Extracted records
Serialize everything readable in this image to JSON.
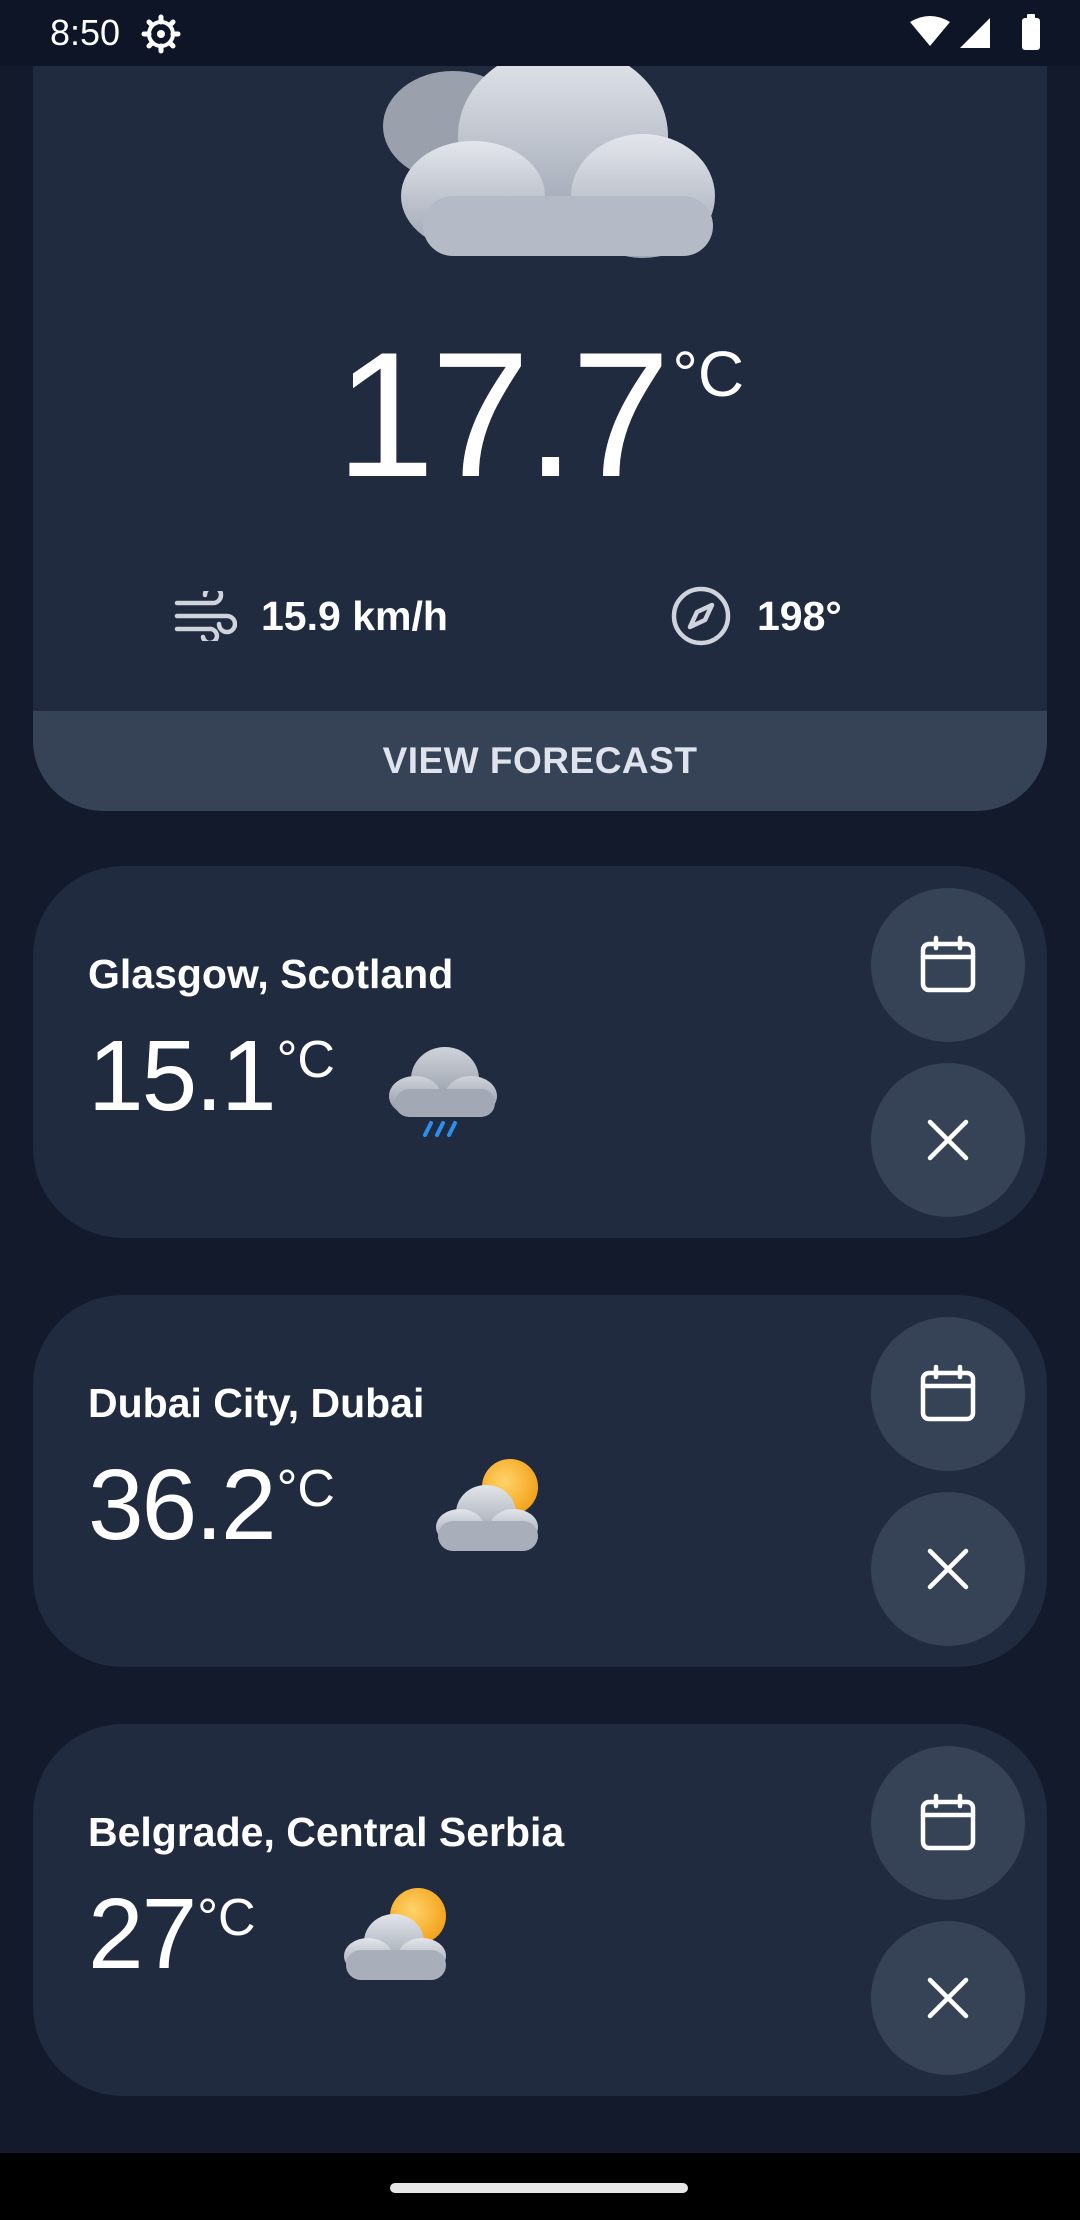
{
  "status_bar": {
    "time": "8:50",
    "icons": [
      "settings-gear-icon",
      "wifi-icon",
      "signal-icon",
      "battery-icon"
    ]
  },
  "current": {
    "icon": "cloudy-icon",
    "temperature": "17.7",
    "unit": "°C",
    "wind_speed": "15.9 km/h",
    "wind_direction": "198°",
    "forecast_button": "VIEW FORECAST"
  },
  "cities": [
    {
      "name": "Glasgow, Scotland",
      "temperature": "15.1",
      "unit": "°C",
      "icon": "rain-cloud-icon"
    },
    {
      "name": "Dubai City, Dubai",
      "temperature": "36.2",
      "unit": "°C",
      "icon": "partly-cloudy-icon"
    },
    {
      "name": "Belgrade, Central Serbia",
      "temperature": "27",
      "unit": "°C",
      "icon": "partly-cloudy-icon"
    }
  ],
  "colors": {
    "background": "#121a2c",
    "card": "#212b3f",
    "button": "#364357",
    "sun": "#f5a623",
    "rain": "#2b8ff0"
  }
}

■ Exercise objective ■
Read through the entries and copy every line that includes "name".

■ Expected answer ■
      "name": "Glasgow, Scotland",
      "name": "Dubai City, Dubai",
      "name": "Belgrade, Central Serbia",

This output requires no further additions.